▶ Your goal:
Where the word "servicio" occurs in a line, return that line.

Begin Exercise inputs

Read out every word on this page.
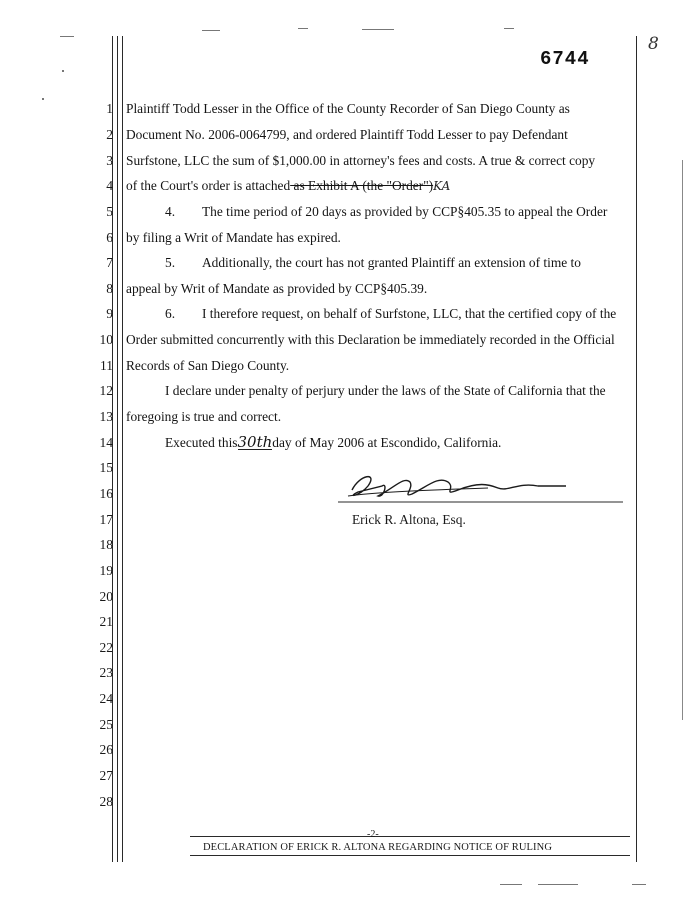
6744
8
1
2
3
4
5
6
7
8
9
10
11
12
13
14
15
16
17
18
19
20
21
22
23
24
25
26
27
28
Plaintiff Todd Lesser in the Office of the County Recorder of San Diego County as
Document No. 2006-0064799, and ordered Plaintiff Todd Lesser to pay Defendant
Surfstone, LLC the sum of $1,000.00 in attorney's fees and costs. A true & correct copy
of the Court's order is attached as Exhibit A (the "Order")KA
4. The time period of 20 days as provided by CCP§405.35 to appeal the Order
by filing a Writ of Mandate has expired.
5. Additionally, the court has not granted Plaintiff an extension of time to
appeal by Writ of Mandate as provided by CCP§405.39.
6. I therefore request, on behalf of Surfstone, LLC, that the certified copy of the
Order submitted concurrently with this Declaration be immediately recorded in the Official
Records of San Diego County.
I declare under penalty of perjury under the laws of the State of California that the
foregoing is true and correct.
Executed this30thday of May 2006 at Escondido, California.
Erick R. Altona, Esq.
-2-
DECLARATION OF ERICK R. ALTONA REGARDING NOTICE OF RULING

End Exercise inputs
Begin Exercise inputs

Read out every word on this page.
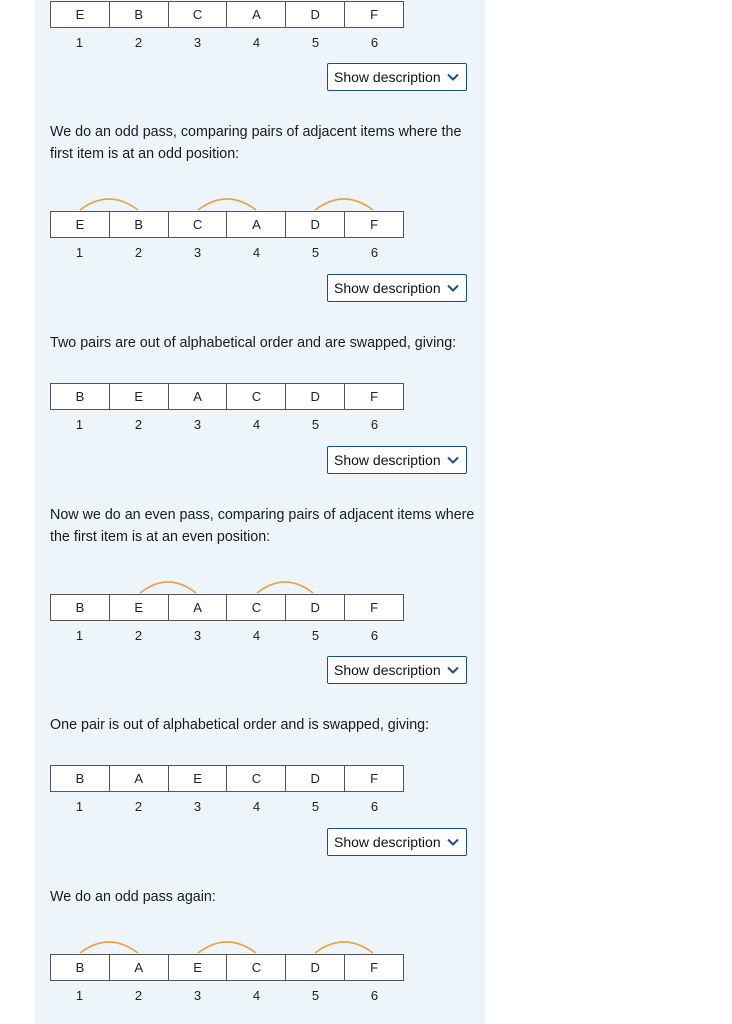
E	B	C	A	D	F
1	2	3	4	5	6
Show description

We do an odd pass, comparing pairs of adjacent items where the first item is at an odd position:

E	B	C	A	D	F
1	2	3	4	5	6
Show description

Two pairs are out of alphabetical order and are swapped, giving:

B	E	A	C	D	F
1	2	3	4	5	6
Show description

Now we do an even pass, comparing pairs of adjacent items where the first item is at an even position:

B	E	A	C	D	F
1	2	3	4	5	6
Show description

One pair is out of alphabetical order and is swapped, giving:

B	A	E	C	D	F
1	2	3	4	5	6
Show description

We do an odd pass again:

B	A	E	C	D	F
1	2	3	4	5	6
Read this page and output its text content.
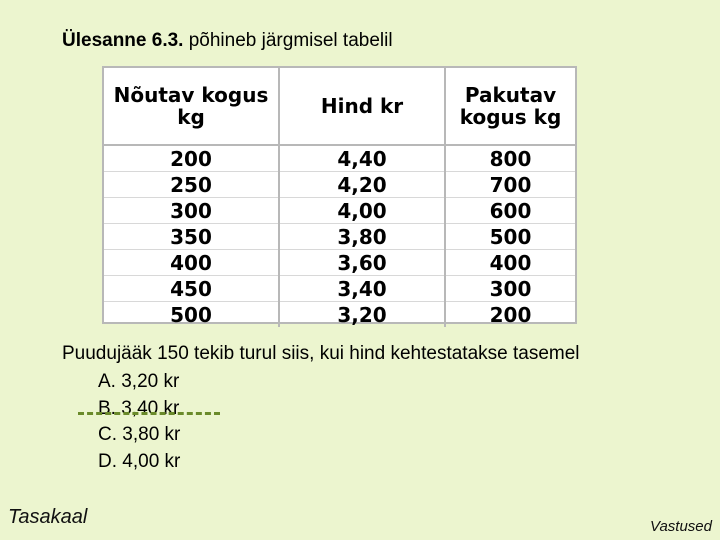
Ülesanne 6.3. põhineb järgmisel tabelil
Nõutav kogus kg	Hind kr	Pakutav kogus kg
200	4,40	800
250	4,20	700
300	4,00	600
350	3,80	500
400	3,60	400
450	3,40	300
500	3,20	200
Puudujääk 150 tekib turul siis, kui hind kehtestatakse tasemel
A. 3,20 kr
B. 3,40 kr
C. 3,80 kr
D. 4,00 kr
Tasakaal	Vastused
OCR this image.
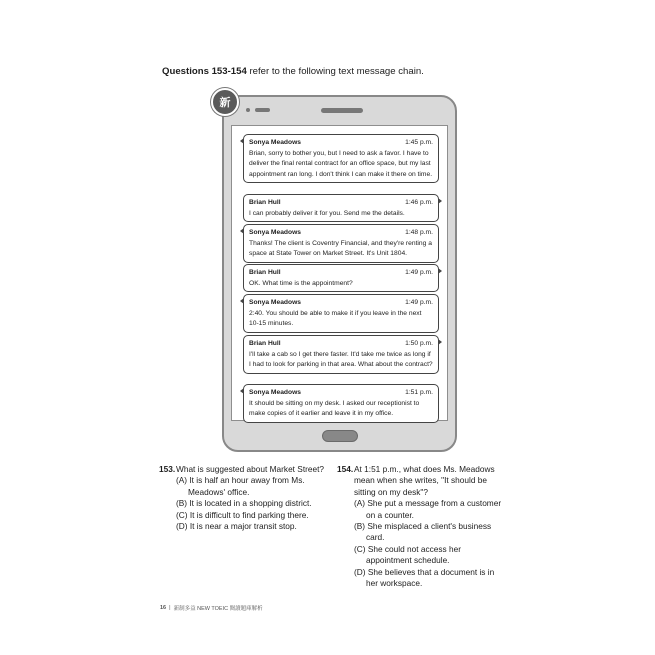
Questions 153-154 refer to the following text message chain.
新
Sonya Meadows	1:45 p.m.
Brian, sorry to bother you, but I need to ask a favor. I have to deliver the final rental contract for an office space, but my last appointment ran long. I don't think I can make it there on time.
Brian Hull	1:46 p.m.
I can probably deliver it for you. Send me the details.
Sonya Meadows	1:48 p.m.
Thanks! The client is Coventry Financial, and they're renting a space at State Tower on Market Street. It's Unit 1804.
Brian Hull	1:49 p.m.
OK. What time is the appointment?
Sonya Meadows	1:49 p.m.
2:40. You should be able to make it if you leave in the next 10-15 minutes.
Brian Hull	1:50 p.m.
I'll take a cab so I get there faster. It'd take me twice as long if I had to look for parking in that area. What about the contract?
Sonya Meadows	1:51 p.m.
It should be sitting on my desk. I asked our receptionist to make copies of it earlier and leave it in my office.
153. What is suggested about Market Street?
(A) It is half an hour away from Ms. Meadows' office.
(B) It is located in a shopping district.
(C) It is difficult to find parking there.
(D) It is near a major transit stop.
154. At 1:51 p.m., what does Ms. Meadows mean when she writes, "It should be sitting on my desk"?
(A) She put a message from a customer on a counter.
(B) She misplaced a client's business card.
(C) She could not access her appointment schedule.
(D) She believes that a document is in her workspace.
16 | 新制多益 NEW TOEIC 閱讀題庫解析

End Exercise inputs
Begin Exercise inputs

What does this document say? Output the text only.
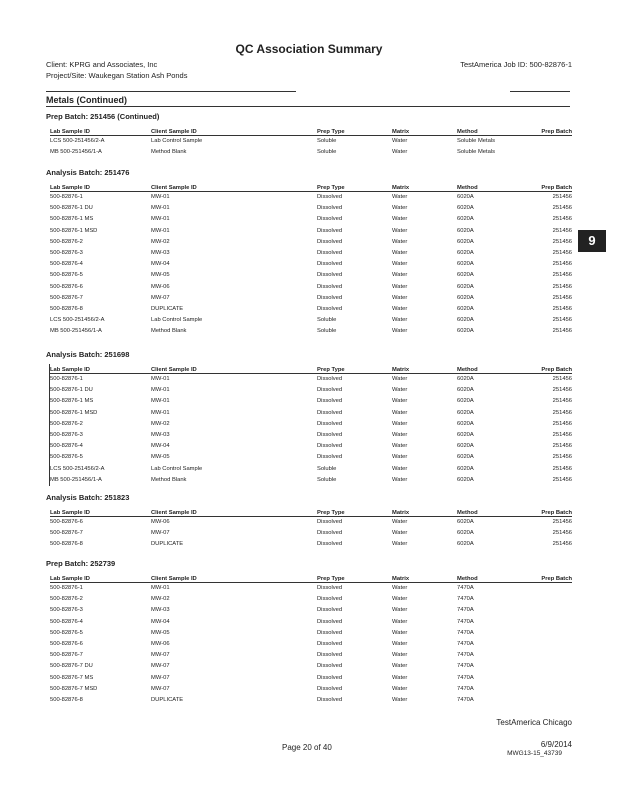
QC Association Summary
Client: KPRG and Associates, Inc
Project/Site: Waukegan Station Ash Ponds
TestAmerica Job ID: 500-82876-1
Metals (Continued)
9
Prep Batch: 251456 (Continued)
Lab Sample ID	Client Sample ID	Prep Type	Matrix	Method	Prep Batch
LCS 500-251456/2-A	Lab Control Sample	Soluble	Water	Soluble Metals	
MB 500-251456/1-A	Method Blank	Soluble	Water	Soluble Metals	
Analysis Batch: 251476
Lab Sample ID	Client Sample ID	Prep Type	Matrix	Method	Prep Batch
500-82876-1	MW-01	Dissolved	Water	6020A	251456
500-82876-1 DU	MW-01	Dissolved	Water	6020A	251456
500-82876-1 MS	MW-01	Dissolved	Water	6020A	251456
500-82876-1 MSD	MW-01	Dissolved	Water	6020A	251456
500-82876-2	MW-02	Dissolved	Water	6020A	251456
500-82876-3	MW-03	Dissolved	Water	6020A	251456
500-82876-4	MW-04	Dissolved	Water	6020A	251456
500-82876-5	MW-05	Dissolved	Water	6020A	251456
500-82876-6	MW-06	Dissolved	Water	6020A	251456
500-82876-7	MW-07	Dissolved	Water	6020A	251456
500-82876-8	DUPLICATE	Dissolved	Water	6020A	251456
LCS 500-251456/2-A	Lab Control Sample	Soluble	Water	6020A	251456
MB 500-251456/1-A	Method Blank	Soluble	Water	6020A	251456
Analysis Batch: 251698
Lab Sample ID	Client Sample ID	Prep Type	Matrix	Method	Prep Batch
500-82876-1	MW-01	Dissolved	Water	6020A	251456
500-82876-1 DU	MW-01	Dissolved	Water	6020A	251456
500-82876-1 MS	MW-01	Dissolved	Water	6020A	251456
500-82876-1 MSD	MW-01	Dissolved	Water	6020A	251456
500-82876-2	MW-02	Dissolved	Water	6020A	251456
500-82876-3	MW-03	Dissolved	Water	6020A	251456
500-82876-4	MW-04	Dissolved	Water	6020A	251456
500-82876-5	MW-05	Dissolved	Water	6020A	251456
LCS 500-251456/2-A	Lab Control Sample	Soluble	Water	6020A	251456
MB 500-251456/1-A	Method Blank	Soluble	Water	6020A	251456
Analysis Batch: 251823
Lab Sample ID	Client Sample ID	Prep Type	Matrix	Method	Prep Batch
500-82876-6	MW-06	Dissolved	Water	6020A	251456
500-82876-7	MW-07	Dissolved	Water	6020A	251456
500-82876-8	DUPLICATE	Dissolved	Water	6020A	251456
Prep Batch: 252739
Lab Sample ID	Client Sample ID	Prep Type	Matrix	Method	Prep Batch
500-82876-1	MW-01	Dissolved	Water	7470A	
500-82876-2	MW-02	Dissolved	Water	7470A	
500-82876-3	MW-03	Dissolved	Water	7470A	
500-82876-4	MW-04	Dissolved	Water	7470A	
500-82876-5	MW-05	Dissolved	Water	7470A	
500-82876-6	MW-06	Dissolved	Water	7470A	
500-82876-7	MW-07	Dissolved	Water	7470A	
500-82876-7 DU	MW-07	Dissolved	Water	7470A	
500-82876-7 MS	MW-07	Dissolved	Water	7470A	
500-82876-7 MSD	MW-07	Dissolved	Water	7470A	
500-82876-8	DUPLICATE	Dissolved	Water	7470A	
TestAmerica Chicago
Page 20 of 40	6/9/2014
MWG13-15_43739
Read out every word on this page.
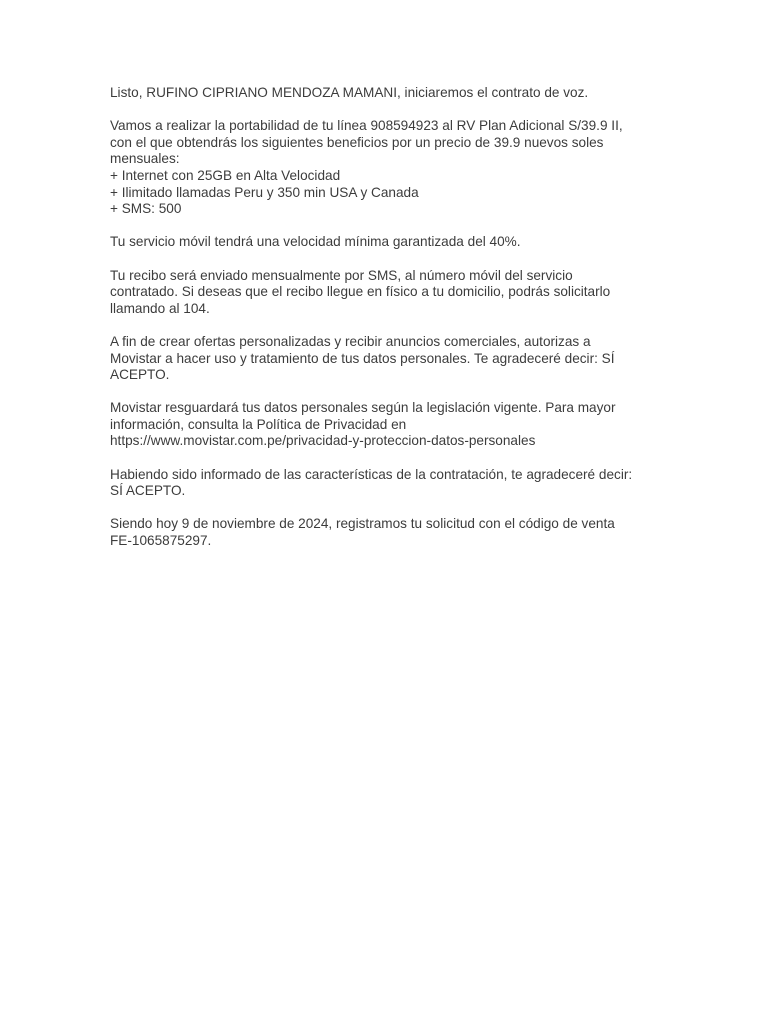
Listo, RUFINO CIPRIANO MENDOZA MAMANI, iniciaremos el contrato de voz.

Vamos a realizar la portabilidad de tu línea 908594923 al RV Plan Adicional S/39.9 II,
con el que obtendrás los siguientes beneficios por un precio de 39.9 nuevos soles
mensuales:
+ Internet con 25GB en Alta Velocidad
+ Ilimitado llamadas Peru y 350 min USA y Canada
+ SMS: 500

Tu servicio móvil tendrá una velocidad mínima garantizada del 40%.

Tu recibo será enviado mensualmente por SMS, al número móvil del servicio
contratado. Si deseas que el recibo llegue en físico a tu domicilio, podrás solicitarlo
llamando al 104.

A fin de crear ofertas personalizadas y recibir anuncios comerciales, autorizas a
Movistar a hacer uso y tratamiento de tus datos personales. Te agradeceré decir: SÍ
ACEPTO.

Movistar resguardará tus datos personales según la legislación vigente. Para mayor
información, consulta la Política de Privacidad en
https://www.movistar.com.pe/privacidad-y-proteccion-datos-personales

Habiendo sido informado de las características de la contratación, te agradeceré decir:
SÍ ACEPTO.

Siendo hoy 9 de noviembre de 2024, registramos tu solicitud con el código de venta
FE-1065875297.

End Exercise inputs

▶ Written response:
Tu servicio móvil tendrá una velocidad mínima garantizada del 40%.
Tu recibo será enviado mensualmente por SMS, al número móvil del servicio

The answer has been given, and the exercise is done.